= Work to do =
Leaving out all images, write out the records that follow exactly.
═════ Data section
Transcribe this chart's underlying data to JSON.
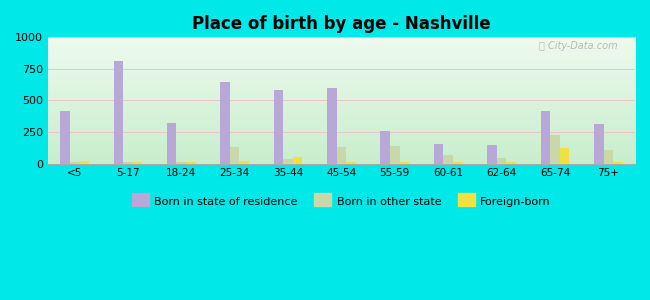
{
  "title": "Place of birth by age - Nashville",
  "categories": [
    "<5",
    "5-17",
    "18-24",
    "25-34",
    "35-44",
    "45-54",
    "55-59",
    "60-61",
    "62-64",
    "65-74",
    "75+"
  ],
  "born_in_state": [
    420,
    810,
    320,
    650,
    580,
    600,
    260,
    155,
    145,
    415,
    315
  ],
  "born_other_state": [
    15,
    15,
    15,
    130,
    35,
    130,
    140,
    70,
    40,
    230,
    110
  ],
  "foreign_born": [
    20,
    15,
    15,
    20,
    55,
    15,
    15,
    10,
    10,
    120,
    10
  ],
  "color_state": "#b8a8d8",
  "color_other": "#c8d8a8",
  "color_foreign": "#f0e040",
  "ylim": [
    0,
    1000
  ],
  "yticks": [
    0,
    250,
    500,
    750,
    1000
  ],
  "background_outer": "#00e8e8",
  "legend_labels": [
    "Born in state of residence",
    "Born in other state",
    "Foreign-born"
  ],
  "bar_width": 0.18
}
══════════
= Full solution =
Transcribe this chart's underlying data to JSON.
{
  "title": "Place of birth by age - Nashville",
  "categories": [
    "<5",
    "5-17",
    "18-24",
    "25-34",
    "35-44",
    "45-54",
    "55-59",
    "60-61",
    "62-64",
    "65-74",
    "75+"
  ],
  "born_in_state": [
    420,
    810,
    320,
    650,
    580,
    600,
    260,
    155,
    145,
    415,
    315
  ],
  "born_other_state": [
    15,
    15,
    15,
    130,
    35,
    130,
    140,
    70,
    40,
    230,
    110
  ],
  "foreign_born": [
    20,
    15,
    15,
    20,
    55,
    15,
    15,
    10,
    10,
    120,
    10
  ],
  "color_state": "#b8a8d8",
  "color_other": "#c8d8a8",
  "color_foreign": "#f0e040",
  "ylim": [
    0,
    1000
  ],
  "yticks": [
    0,
    250,
    500,
    750,
    1000
  ],
  "background_outer": "#00e8e8",
  "legend_labels": [
    "Born in state of residence",
    "Born in other state",
    "Foreign-born"
  ],
  "bar_width": 0.18
}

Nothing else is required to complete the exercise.